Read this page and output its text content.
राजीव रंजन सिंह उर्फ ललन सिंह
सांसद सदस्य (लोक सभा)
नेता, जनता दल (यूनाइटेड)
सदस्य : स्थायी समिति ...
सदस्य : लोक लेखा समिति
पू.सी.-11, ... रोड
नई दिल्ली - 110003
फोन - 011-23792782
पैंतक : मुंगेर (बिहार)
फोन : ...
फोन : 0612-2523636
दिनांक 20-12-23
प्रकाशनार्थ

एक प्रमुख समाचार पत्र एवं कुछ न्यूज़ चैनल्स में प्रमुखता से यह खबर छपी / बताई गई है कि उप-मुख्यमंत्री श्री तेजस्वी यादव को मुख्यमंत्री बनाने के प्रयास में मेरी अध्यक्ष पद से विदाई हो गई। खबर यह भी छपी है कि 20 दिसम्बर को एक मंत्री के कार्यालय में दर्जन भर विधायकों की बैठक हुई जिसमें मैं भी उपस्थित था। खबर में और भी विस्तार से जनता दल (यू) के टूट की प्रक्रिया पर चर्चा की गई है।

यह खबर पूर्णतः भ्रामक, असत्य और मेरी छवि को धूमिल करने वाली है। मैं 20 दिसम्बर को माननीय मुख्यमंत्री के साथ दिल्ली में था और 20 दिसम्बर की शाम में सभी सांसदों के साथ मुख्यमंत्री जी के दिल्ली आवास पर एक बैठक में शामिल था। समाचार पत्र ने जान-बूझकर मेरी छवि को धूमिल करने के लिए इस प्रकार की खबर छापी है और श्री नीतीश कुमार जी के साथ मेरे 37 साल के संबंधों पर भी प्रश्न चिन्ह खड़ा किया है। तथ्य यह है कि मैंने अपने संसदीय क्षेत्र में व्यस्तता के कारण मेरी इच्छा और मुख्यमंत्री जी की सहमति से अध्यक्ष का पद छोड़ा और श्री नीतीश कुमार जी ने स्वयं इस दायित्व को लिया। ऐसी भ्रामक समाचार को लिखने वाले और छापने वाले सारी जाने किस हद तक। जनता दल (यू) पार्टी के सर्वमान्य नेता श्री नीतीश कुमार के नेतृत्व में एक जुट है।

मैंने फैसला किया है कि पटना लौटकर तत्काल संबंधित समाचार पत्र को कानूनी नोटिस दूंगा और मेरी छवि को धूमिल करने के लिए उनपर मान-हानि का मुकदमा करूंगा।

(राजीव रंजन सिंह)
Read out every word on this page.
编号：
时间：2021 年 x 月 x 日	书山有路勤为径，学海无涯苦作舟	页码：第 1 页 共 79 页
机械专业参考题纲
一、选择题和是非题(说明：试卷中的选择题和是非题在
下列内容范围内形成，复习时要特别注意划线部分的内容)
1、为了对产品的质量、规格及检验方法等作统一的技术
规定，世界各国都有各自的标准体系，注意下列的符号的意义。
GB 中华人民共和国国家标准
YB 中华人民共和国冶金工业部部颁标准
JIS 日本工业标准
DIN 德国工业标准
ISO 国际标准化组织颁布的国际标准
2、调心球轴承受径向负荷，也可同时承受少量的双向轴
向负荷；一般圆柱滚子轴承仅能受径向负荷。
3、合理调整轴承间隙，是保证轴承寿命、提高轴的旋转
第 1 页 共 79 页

········

Look through the data above. Copy every line with the string "Read" in it.

* RESPONSE BELOW
Read this page and output its text content.
Read out every word on this page.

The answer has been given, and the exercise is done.